* _Your goal_: Only lines holding the string "rgba" are wanted; copy each one from the material.

○ ○ ○

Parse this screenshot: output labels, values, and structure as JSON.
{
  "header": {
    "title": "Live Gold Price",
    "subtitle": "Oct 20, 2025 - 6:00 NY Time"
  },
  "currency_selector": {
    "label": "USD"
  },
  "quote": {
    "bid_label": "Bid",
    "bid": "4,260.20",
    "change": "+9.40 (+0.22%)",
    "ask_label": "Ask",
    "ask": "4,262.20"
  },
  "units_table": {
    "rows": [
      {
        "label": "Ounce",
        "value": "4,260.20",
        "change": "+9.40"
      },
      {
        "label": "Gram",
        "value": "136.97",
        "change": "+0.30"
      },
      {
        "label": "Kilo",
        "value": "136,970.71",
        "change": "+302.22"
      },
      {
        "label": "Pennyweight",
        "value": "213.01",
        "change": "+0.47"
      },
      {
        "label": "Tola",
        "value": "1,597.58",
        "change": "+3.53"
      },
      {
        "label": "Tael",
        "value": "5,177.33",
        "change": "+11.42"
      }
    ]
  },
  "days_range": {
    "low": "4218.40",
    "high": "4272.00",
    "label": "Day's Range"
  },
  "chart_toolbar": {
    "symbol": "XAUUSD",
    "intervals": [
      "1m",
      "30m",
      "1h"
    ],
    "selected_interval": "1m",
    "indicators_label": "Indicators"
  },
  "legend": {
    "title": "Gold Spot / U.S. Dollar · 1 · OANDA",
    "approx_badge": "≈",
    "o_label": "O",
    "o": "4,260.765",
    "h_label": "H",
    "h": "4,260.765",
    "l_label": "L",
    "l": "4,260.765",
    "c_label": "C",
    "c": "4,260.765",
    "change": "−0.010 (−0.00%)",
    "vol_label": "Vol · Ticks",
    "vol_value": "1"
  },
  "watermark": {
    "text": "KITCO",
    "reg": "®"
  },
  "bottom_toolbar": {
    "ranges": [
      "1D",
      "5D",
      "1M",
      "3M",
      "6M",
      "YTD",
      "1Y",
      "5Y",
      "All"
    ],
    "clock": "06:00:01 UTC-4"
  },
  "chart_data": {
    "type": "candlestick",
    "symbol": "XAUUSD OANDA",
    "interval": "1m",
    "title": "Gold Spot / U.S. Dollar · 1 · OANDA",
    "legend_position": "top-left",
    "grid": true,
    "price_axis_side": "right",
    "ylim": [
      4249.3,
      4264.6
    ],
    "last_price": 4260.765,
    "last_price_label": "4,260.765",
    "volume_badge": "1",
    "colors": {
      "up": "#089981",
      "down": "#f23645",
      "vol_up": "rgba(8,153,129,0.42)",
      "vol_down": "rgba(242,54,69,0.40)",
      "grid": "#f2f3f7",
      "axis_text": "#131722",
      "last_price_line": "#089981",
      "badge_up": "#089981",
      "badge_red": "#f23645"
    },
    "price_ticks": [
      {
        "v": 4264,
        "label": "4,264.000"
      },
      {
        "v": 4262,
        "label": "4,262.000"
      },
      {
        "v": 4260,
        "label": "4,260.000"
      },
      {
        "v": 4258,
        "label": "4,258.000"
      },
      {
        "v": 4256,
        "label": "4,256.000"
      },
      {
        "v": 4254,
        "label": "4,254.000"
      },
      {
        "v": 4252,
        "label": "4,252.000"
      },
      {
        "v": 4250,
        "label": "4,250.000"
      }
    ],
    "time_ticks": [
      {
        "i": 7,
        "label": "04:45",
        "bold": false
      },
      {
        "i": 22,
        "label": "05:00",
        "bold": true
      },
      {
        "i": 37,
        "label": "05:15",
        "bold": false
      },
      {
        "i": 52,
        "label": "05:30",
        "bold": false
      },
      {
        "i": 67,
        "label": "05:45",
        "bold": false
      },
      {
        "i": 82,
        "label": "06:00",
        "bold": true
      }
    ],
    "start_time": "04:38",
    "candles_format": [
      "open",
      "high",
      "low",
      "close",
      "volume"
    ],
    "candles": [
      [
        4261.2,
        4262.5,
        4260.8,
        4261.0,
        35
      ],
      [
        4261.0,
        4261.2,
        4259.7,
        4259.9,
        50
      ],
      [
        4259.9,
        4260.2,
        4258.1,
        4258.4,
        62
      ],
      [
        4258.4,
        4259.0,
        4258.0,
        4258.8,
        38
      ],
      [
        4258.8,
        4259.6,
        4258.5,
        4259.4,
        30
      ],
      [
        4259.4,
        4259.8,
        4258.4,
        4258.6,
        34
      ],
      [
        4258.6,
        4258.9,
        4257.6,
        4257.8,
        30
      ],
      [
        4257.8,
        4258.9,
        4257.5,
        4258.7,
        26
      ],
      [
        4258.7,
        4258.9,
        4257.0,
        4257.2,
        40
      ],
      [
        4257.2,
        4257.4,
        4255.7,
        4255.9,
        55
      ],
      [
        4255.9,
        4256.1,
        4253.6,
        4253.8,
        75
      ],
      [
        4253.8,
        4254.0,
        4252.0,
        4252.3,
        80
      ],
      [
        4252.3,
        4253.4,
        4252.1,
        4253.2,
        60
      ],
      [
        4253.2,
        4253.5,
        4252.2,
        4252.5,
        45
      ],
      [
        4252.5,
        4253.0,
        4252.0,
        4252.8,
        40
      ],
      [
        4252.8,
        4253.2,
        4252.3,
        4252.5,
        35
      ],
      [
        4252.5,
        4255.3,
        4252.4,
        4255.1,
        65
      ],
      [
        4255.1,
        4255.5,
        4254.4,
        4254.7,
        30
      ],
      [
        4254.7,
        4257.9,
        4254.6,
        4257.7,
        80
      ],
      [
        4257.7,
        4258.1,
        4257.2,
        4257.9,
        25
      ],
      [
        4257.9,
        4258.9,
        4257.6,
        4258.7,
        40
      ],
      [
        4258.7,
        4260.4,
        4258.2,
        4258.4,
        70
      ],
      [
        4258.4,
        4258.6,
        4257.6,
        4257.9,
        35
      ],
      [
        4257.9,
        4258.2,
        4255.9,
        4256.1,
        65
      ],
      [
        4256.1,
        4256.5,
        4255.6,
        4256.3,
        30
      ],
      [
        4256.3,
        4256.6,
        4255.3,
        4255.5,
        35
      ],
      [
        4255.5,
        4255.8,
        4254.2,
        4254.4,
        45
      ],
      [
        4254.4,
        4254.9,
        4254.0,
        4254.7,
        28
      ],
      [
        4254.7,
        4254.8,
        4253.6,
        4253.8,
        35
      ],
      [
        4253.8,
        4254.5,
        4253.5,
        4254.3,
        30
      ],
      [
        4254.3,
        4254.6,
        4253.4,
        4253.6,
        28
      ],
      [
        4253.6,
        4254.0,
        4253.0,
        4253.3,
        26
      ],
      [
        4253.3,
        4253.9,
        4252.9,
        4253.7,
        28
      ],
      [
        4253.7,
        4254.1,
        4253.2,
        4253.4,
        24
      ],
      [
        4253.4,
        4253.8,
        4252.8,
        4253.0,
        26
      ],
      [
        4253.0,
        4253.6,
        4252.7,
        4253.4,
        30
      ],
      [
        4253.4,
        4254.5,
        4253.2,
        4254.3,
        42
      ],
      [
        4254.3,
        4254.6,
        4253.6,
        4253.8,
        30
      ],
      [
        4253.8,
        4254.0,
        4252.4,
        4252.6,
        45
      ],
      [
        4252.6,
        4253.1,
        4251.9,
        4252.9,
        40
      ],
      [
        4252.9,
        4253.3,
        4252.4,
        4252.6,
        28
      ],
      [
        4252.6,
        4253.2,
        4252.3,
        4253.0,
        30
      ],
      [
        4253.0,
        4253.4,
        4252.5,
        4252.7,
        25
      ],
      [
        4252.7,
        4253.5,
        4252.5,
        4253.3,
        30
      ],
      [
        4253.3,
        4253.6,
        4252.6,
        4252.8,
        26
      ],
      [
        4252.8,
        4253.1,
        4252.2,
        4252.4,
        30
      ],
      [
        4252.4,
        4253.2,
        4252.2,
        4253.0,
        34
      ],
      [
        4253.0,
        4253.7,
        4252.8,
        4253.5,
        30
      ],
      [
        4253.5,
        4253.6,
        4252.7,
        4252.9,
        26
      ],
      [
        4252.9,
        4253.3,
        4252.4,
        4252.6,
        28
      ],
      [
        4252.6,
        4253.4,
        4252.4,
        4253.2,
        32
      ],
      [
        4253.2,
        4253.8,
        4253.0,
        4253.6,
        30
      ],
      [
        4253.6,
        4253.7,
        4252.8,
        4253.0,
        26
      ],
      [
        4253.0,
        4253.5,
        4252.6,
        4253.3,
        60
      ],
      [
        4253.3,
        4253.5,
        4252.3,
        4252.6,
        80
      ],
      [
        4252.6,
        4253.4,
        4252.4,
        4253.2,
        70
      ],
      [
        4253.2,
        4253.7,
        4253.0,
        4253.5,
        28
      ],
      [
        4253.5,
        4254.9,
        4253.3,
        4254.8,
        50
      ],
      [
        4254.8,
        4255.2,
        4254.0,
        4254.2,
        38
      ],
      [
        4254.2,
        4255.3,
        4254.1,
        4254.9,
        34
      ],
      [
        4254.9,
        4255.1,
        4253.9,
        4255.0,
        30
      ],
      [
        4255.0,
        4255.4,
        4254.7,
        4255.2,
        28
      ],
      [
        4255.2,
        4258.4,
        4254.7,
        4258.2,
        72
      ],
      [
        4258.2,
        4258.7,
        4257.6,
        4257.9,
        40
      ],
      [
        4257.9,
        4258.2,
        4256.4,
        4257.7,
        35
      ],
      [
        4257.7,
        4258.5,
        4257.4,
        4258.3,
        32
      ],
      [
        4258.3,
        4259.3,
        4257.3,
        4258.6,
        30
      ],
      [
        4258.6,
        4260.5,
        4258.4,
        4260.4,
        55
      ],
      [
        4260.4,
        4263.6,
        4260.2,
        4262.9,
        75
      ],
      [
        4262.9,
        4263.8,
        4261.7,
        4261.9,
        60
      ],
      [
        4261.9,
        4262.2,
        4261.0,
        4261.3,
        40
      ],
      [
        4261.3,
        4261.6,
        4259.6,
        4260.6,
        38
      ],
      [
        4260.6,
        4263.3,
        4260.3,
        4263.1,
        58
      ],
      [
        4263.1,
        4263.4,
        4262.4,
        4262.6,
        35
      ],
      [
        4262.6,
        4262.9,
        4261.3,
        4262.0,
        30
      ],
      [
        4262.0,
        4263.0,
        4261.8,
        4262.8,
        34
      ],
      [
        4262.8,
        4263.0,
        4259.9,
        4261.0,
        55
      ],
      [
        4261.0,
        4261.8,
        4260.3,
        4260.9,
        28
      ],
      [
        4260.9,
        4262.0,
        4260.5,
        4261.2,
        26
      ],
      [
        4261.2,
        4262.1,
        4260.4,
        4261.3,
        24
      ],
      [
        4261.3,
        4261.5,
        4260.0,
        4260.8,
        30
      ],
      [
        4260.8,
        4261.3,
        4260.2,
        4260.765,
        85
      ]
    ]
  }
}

○ ○ ○

* _Complete answer_:
      "vol_up": "rgba(8,153,129,0.42)",
      "vol_down": "rgba(242,54,69,0.40)",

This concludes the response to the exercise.